Task requirements =>
Write out all of the records precisely. Skip anything that is a picture.

-- START OF Records supplied --

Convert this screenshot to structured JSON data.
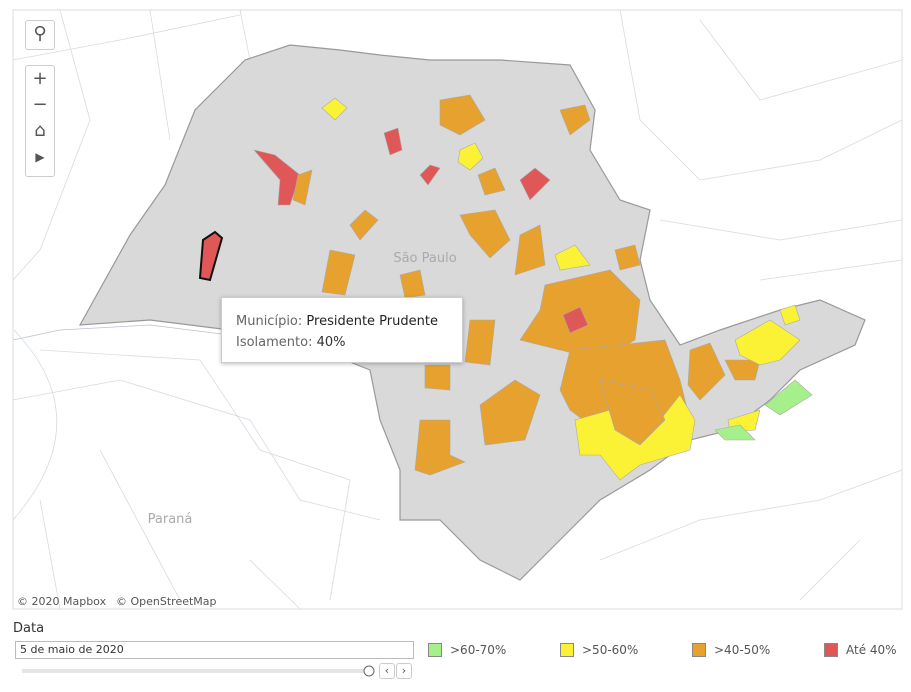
{
  "map": {
    "labels": [
      "São Paulo",
      "Paraná"
    ],
    "attribution": [
      "© 2020 Mapbox",
      "© OpenStreetMap"
    ]
  },
  "tooltip": {
    "field1_label": "Município:",
    "field1_value": "Presidente Prudente",
    "field2_label": "Isolamento:",
    "field2_value": "40%"
  },
  "filter": {
    "title": "Data",
    "value": "5 de maio de 2020"
  },
  "legend": {
    "items": [
      {
        "label": ">60-70%",
        "color": "#a6f08c"
      },
      {
        "label": ">50-60%",
        "color": "#fbf236"
      },
      {
        "label": ">40-50%",
        "color": "#e6a12e"
      },
      {
        "label": "Até 40%",
        "color": "#e05757"
      }
    ]
  }
}
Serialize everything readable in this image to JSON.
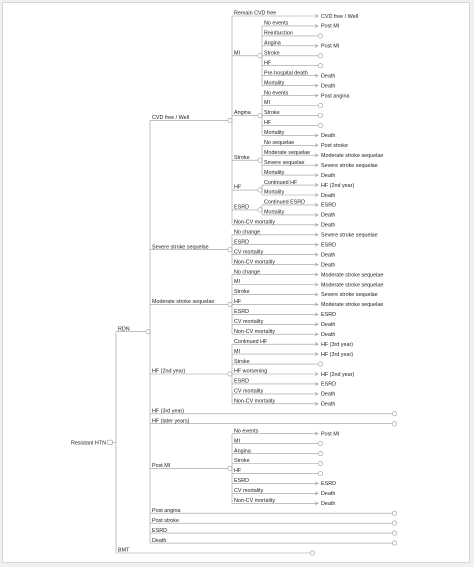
{
  "colors": {
    "line": "#9a9a9a",
    "node": "#9a9a9a",
    "text": "#222222",
    "background": "#ffffff"
  },
  "root": {
    "label": "Resistant HTN",
    "children": [
      {
        "label": "RDN",
        "children": [
          {
            "label": "CVD free / Well",
            "children": [
              {
                "label": "Remain CVD free",
                "outcome": "CVD free / Well"
              },
              {
                "label": "MI",
                "children": [
                  {
                    "label": "No events",
                    "outcome": "Post MI"
                  },
                  {
                    "label": "Reinfarction",
                    "outcome": ""
                  },
                  {
                    "label": "Angina",
                    "outcome": "Post MI"
                  },
                  {
                    "label": "Stroke",
                    "outcome": ""
                  },
                  {
                    "label": "HF",
                    "outcome": ""
                  },
                  {
                    "label": "Pre-hospital death",
                    "outcome": "Death"
                  },
                  {
                    "label": "Mortality",
                    "outcome": "Death"
                  }
                ]
              },
              {
                "label": "Angina",
                "children": [
                  {
                    "label": "No events",
                    "outcome": "Post angina"
                  },
                  {
                    "label": "MI",
                    "outcome": ""
                  },
                  {
                    "label": "Stroke",
                    "outcome": ""
                  },
                  {
                    "label": "HF",
                    "outcome": ""
                  },
                  {
                    "label": "Mortality",
                    "outcome": "Death"
                  }
                ]
              },
              {
                "label": "Stroke",
                "children": [
                  {
                    "label": "No sequelae",
                    "outcome": "Post stroke"
                  },
                  {
                    "label": "Moderate sequelae",
                    "outcome": "Moderate stroke sequelae"
                  },
                  {
                    "label": "Severe sequelae",
                    "outcome": "Severe stroke sequelae"
                  },
                  {
                    "label": "Mortality",
                    "outcome": "Death"
                  }
                ]
              },
              {
                "label": "HF",
                "children": [
                  {
                    "label": "Continued HF",
                    "outcome": "HF (2nd year)"
                  },
                  {
                    "label": "Mortality",
                    "outcome": "Death"
                  }
                ]
              },
              {
                "label": "ESRD",
                "children": [
                  {
                    "label": "Continued ESRD",
                    "outcome": "ESRD"
                  },
                  {
                    "label": "Mortality",
                    "outcome": "Death"
                  }
                ]
              },
              {
                "label": "Non-CV mortality",
                "outcome": "Death"
              }
            ]
          },
          {
            "label": "Severe stroke sequelae",
            "children": [
              {
                "label": "No change",
                "outcome": "Severe stroke sequelae"
              },
              {
                "label": "ESRD",
                "outcome": "ESRD"
              },
              {
                "label": "CV mortality",
                "outcome": "Death"
              },
              {
                "label": "Non-CV mortality",
                "outcome": "Death"
              }
            ]
          },
          {
            "label": "Moderate stroke sequelae",
            "children": [
              {
                "label": "No change",
                "outcome": "Moderate stroke sequelae"
              },
              {
                "label": "MI",
                "outcome": "Moderate stroke sequelae"
              },
              {
                "label": "Stroke",
                "outcome": "Severe stroke sequelae"
              },
              {
                "label": "HF",
                "outcome": "Moderate stroke sequelae"
              },
              {
                "label": "ESRD",
                "outcome": "ESRD"
              },
              {
                "label": "CV mortality",
                "outcome": "Death"
              },
              {
                "label": "Non-CV mortality",
                "outcome": "Death"
              }
            ]
          },
          {
            "label": "HF (2nd year)",
            "children": [
              {
                "label": "Continued HF",
                "outcome": "HF (3rd year)"
              },
              {
                "label": "MI",
                "outcome": "HF (3rd year)"
              },
              {
                "label": "Stroke",
                "outcome": ""
              },
              {
                "label": "HF worsening",
                "outcome": "HF (2nd year)"
              },
              {
                "label": "ESRD",
                "outcome": "ESRD"
              },
              {
                "label": "CV mortality",
                "outcome": "Death"
              },
              {
                "label": "Non-CV mortality",
                "outcome": "Death"
              }
            ]
          },
          {
            "label": "HF (3rd year)",
            "outcome": ""
          },
          {
            "label": "HF (later years)",
            "outcome": ""
          },
          {
            "label": "Post MI",
            "children": [
              {
                "label": "No events",
                "outcome": "Post MI"
              },
              {
                "label": "MI",
                "outcome": ""
              },
              {
                "label": "Angina",
                "outcome": ""
              },
              {
                "label": "Stroke",
                "outcome": ""
              },
              {
                "label": "HF",
                "outcome": ""
              },
              {
                "label": "ESRD",
                "outcome": "ESRD"
              },
              {
                "label": "CV mortality",
                "outcome": "Death"
              },
              {
                "label": "Non-CV mortality",
                "outcome": "Death"
              }
            ]
          },
          {
            "label": "Post angina",
            "outcome": ""
          },
          {
            "label": "Post stroke",
            "outcome": ""
          },
          {
            "label": "ESRD",
            "outcome": ""
          },
          {
            "label": "Death",
            "outcome": ""
          }
        ]
      },
      {
        "label": "BMT",
        "outcome": ""
      }
    ]
  }
}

-- END OF Records supplied --

Answer to this problem =>
Convert this screenshot to structured JSON data.
{
  "map": {
    "labels": [
      "São Paulo",
      "Paraná"
    ],
    "attribution": [
      "© 2020 Mapbox",
      "© OpenStreetMap"
    ]
  },
  "tooltip": {
    "field1_label": "Município:",
    "field1_value": "Presidente Prudente",
    "field2_label": "Isolamento:",
    "field2_value": "40%"
  },
  "filter": {
    "title": "Data",
    "value": "5 de maio de 2020"
  },
  "legend": {
    "items": [
      {
        "label": ">60-70%",
        "color": "#a6f08c"
      },
      {
        "label": ">50-60%",
        "color": "#fbf236"
      },
      {
        "label": ">40-50%",
        "color": "#e6a12e"
      },
      {
        "label": "Até 40%",
        "color": "#e05757"
      }
    ]
  }
}
Serialize everything readable in this image to JSON.
{
  "colors": {
    "line": "#9a9a9a",
    "node": "#9a9a9a",
    "text": "#222222",
    "background": "#ffffff"
  },
  "root": {
    "label": "Resistant HTN",
    "children": [
      {
        "label": "RDN",
        "children": [
          {
            "label": "CVD free / Well",
            "children": [
              {
                "label": "Remain CVD free",
                "outcome": "CVD free / Well"
              },
              {
                "label": "MI",
                "children": [
                  {
                    "label": "No events",
                    "outcome": "Post MI"
                  },
                  {
                    "label": "Reinfarction",
                    "outcome": ""
                  },
                  {
                    "label": "Angina",
                    "outcome": "Post MI"
                  },
                  {
                    "label": "Stroke",
                    "outcome": ""
                  },
                  {
                    "label": "HF",
                    "outcome": ""
                  },
                  {
                    "label": "Pre-hospital death",
                    "outcome": "Death"
                  },
                  {
                    "label": "Mortality",
                    "outcome": "Death"
                  }
                ]
              },
              {
                "label": "Angina",
                "children": [
                  {
                    "label": "No events",
                    "outcome": "Post angina"
                  },
                  {
                    "label": "MI",
                    "outcome": ""
                  },
                  {
                    "label": "Stroke",
                    "outcome": ""
                  },
                  {
                    "label": "HF",
                    "outcome": ""
                  },
                  {
                    "label": "Mortality",
                    "outcome": "Death"
                  }
                ]
              },
              {
                "label": "Stroke",
                "children": [
                  {
                    "label": "No sequelae",
                    "outcome": "Post stroke"
                  },
                  {
                    "label": "Moderate sequelae",
                    "outcome": "Moderate stroke sequelae"
                  },
                  {
                    "label": "Severe sequelae",
                    "outcome": "Severe stroke sequelae"
                  },
                  {
                    "label": "Mortality",
                    "outcome": "Death"
                  }
                ]
              },
              {
                "label": "HF",
                "children": [
                  {
                    "label": "Continued HF",
                    "outcome": "HF (2nd year)"
                  },
                  {
                    "label": "Mortality",
                    "outcome": "Death"
                  }
                ]
              },
              {
                "label": "ESRD",
                "children": [
                  {
                    "label": "Continued ESRD",
                    "outcome": "ESRD"
                  },
                  {
                    "label": "Mortality",
                    "outcome": "Death"
                  }
                ]
              },
              {
                "label": "Non-CV mortality",
                "outcome": "Death"
              }
            ]
          },
          {
            "label": "Severe stroke sequelae",
            "children": [
              {
                "label": "No change",
                "outcome": "Severe stroke sequelae"
              },
              {
                "label": "ESRD",
                "outcome": "ESRD"
              },
              {
                "label": "CV mortality",
                "outcome": "Death"
              },
              {
                "label": "Non-CV mortality",
                "outcome": "Death"
              }
            ]
          },
          {
            "label": "Moderate stroke sequelae",
            "children": [
              {
                "label": "No change",
                "outcome": "Moderate stroke sequelae"
              },
              {
                "label": "MI",
                "outcome": "Moderate stroke sequelae"
              },
              {
                "label": "Stroke",
                "outcome": "Severe stroke sequelae"
              },
              {
                "label": "HF",
                "outcome": "Moderate stroke sequelae"
              },
              {
                "label": "ESRD",
                "outcome": "ESRD"
              },
              {
                "label": "CV mortality",
                "outcome": "Death"
              },
              {
                "label": "Non-CV mortality",
                "outcome": "Death"
              }
            ]
          },
          {
            "label": "HF (2nd year)",
            "children": [
              {
                "label": "Continued HF",
                "outcome": "HF (3rd year)"
              },
              {
                "label": "MI",
                "outcome": "HF (3rd year)"
              },
              {
                "label": "Stroke",
                "outcome": ""
              },
              {
                "label": "HF worsening",
                "outcome": "HF (2nd year)"
              },
              {
                "label": "ESRD",
                "outcome": "ESRD"
              },
              {
                "label": "CV mortality",
                "outcome": "Death"
              },
              {
                "label": "Non-CV mortality",
                "outcome": "Death"
              }
            ]
          },
          {
            "label": "HF (3rd year)",
            "outcome": ""
          },
          {
            "label": "HF (later years)",
            "outcome": ""
          },
          {
            "label": "Post MI",
            "children": [
              {
                "label": "No events",
                "outcome": "Post MI"
              },
              {
                "label": "MI",
                "outcome": ""
              },
              {
                "label": "Angina",
                "outcome": ""
              },
              {
                "label": "Stroke",
                "outcome": ""
              },
              {
                "label": "HF",
                "outcome": ""
              },
              {
                "label": "ESRD",
                "outcome": "ESRD"
              },
              {
                "label": "CV mortality",
                "outcome": "Death"
              },
              {
                "label": "Non-CV mortality",
                "outcome": "Death"
              }
            ]
          },
          {
            "label": "Post angina",
            "outcome": ""
          },
          {
            "label": "Post stroke",
            "outcome": ""
          },
          {
            "label": "ESRD",
            "outcome": ""
          },
          {
            "label": "Death",
            "outcome": ""
          }
        ]
      },
      {
        "label": "BMT",
        "outcome": ""
      }
    ]
  }
}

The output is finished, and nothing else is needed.